▶ Written instruction: Filter the records below for the word "tarea". Copy each line that holds it.

▶ Raw records:
═══
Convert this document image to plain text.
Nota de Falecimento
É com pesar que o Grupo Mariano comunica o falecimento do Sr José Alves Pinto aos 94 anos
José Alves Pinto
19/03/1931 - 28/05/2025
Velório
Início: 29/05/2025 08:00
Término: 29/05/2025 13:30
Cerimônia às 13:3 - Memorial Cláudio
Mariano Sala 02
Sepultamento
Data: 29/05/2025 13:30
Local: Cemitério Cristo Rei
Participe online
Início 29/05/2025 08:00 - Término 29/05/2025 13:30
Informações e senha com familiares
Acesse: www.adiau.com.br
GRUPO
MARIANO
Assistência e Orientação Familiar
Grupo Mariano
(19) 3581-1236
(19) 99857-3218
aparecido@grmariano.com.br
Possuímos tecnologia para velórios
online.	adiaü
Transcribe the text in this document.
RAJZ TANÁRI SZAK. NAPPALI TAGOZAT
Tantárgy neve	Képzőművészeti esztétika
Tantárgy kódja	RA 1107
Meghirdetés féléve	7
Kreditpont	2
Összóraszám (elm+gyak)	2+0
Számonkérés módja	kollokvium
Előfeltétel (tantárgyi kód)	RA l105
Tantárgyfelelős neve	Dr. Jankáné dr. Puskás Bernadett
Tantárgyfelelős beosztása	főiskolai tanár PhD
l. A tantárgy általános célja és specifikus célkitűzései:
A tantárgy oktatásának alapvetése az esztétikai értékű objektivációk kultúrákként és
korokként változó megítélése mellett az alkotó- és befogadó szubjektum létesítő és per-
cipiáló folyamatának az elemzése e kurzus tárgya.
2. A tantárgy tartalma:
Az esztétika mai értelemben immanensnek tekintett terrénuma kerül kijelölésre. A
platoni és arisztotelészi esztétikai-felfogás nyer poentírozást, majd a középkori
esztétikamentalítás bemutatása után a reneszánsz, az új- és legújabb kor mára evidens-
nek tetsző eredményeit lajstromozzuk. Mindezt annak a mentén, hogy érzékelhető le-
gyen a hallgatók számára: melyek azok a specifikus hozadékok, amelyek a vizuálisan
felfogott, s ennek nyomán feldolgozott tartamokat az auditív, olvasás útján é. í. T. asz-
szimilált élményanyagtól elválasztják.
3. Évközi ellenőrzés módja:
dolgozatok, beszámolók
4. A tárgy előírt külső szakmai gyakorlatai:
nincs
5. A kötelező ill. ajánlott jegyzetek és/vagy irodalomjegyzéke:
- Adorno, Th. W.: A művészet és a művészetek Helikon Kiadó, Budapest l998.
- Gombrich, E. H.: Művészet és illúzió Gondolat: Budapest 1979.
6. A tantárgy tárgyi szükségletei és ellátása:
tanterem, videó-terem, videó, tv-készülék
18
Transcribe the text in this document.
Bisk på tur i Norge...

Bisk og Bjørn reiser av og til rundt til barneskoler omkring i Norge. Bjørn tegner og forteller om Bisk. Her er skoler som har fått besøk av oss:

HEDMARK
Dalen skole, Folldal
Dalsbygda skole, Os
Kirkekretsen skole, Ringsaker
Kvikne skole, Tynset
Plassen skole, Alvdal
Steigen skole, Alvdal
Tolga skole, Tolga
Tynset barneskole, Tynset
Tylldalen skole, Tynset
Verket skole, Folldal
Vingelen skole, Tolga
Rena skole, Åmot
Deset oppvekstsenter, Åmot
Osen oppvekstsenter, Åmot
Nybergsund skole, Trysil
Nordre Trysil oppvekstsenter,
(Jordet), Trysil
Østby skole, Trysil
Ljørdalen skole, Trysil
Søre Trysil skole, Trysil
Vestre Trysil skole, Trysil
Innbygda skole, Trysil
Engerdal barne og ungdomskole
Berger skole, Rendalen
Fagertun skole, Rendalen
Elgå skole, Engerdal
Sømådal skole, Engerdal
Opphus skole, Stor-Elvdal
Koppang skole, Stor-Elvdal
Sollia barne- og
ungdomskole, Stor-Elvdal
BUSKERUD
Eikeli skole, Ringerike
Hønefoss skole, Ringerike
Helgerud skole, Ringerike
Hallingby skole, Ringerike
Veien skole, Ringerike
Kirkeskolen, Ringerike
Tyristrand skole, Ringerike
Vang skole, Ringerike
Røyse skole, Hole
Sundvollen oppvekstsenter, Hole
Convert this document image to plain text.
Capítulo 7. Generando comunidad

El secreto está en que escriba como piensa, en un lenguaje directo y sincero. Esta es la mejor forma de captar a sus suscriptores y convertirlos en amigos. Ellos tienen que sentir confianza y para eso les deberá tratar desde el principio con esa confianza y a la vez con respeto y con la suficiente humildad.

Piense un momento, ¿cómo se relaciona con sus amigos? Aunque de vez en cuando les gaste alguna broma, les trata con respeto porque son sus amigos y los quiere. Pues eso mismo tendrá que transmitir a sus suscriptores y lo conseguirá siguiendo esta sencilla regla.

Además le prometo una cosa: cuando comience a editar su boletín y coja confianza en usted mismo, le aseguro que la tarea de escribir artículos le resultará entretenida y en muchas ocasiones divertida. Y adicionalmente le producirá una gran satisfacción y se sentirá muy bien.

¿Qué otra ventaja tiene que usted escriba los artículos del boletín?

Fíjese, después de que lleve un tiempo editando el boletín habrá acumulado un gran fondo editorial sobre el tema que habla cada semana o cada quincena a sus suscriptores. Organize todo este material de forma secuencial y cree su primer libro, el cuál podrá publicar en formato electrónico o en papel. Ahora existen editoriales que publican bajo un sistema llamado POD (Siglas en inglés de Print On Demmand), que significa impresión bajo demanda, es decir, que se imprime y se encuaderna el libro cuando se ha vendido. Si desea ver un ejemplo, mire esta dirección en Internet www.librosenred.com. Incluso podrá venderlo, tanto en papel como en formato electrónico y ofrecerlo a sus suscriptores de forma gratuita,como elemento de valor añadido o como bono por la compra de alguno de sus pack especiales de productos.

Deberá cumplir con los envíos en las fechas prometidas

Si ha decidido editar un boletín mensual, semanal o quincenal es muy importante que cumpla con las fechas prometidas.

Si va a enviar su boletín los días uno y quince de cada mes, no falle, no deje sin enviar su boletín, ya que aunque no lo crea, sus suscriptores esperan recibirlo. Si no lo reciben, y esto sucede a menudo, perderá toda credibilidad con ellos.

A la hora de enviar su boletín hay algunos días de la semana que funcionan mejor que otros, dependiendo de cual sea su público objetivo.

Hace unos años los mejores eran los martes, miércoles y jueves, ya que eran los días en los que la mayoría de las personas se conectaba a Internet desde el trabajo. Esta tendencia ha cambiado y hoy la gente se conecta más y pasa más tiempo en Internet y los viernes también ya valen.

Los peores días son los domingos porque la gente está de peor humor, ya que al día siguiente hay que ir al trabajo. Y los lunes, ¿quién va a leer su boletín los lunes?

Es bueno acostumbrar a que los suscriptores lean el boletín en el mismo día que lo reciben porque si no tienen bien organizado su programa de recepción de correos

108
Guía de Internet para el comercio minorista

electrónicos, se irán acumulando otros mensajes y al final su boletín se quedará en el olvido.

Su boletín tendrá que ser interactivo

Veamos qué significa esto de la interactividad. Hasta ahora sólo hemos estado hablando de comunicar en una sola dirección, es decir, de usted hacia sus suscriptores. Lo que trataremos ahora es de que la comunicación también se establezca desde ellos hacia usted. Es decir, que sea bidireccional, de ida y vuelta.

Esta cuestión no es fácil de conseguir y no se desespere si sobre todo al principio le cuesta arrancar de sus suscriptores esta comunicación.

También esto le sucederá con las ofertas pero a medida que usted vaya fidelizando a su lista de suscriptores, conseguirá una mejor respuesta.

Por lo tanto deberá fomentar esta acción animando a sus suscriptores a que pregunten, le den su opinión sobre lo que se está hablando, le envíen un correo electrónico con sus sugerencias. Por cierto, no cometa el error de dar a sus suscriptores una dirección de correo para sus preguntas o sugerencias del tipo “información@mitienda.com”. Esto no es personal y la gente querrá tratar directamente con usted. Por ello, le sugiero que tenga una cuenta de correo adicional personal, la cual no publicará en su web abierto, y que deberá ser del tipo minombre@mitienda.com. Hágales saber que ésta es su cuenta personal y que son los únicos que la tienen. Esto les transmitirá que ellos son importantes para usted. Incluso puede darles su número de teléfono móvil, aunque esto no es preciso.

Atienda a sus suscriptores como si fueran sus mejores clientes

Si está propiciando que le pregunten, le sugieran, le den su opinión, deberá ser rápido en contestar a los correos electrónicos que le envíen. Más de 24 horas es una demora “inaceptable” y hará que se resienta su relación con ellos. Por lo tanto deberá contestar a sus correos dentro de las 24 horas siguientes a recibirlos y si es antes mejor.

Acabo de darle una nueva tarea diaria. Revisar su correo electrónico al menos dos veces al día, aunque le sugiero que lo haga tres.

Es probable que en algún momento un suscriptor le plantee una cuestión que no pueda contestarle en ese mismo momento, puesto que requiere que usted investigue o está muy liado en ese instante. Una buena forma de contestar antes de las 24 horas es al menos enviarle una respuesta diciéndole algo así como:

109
═══
▶ The solution:
Además le prometo una cosa: cuando comience a editar su boletín y coja confianza en usted mismo, le aseguro que la tarea de escribir artículos le resultará entretenida y en muchas ocasiones divertida. Y adicionalmente le producirá una gran satisfacción y se sentirá muy bien.
Acabo de darle una nueva tarea diaria. Revisar su correo electrónico al menos dos veces al día, aunque le sugiero que lo haga tres.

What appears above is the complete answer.